▶ _Work to be completed_
Records follow. Copy every line with "variância".

▶ _Records for processing_
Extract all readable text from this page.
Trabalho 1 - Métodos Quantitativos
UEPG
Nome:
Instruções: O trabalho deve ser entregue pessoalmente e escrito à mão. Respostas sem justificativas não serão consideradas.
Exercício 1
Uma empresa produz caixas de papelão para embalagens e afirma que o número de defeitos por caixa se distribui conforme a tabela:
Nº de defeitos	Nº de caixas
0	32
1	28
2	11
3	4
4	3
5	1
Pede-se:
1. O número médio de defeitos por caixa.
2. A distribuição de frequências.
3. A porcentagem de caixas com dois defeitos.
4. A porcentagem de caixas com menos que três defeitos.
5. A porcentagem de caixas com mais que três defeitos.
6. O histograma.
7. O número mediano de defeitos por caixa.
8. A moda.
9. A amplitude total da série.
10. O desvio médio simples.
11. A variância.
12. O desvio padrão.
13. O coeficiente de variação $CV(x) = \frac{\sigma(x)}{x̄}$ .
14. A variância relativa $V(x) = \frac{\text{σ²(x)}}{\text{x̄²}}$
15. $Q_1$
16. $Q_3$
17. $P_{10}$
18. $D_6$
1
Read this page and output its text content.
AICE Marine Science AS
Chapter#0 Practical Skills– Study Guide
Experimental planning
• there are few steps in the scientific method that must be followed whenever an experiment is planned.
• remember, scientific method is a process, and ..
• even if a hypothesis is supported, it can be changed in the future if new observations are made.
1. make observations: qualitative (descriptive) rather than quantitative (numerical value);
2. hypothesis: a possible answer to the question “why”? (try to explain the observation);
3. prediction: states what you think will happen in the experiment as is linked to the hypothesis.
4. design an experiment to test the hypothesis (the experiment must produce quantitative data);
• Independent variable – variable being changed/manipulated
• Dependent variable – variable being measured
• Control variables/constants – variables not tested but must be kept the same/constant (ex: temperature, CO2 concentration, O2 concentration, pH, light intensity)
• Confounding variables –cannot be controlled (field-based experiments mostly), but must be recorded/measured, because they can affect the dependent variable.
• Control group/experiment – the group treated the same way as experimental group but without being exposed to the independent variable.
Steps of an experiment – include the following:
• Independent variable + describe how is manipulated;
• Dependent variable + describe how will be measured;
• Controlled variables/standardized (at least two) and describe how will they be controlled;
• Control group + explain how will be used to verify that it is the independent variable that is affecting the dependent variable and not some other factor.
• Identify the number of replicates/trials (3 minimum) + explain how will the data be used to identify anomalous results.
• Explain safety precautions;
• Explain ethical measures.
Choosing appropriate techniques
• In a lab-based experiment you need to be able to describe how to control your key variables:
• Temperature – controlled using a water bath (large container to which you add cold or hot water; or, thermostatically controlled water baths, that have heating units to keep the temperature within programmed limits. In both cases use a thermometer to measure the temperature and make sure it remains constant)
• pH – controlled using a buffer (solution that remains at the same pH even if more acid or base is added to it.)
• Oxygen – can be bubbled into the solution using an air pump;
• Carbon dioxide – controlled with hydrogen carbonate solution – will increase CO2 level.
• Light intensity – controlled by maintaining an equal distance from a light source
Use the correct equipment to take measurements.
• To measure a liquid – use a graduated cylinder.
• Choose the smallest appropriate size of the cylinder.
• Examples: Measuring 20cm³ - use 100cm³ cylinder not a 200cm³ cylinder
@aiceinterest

▶ _Solution for this problem_
11. A variância.
14. A variância relativa $V(x) = \frac{\text{σ²(x)}}{\text{x̄²}}$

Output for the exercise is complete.